■ SET EXERCISE:
Output an exact reproduction of the data.

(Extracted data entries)
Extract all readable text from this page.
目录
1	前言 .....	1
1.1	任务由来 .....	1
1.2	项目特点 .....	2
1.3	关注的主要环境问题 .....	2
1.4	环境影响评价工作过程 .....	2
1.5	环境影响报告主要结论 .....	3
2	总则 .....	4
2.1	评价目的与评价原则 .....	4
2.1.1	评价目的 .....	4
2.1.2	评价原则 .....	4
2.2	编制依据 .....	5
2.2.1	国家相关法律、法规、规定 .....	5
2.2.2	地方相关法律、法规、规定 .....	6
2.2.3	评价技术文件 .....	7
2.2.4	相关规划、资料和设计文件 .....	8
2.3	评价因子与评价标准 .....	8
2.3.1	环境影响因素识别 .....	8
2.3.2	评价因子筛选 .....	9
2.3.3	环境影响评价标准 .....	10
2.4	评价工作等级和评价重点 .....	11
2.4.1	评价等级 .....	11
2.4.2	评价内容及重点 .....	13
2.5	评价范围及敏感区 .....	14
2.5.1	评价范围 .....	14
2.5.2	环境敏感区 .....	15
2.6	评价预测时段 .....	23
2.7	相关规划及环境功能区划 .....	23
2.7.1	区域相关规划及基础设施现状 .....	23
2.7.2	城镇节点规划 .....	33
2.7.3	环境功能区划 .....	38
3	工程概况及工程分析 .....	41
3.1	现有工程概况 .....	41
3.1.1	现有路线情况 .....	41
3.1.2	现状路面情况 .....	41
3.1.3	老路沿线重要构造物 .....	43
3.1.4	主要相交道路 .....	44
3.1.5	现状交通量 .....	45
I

■ WRITTEN RESPONSE:
Extract all readable text from this page.
目录
1	前言 .....	1
1.1	任务由来 .....	1
1.2	项目特点 .....	2
1.3	关注的主要环境问题 .....	2
1.4	环境影响评价工作过程 .....	2
1.5	环境影响报告主要结论 .....	3
2	总则 .....	4
2.1	评价目的与评价原则 .....	4
2.1.1	评价目的 .....	4
2.1.2	评价原则 .....	4
2.2	编制依据 .....	5
2.2.1	国家相关法律、法规、规定 .....	5
2.2.2	地方相关法律、法规、规定 .....	6
2.2.3	评价技术文件 .....	7
2.2.4	相关规划、资料和设计文件 .....	8
2.3	评价因子与评价标准 .....	8
2.3.1	环境影响因素识别 .....	8
2.3.2	评价因子筛选 .....	9
2.3.3	环境影响评价标准 .....	10
2.4	评价工作等级和评价重点 .....	11
2.4.1	评价等级 .....	11
2.4.2	评价内容及重点 .....	13
2.5	评价范围及敏感区 .....	14
2.5.1	评价范围 .....	14
2.5.2	环境敏感区 .....	15
2.6	评价预测时段 .....	23
2.7	相关规划及环境功能区划 .....	23
2.7.1	区域相关规划及基础设施现状 .....	23
2.7.2	城镇节点规划 .....	33
2.7.3	环境功能区划 .....	38
3	工程概况及工程分析 .....	41
3.1	现有工程概况 .....	41
3.1.1	现有路线情况 .....	41
3.1.2	现状路面情况 .....	41
3.1.3	老路沿线重要构造物 .....	43
3.1.4	主要相交道路 .....	44
3.1.5	现状交通量 .....	45
I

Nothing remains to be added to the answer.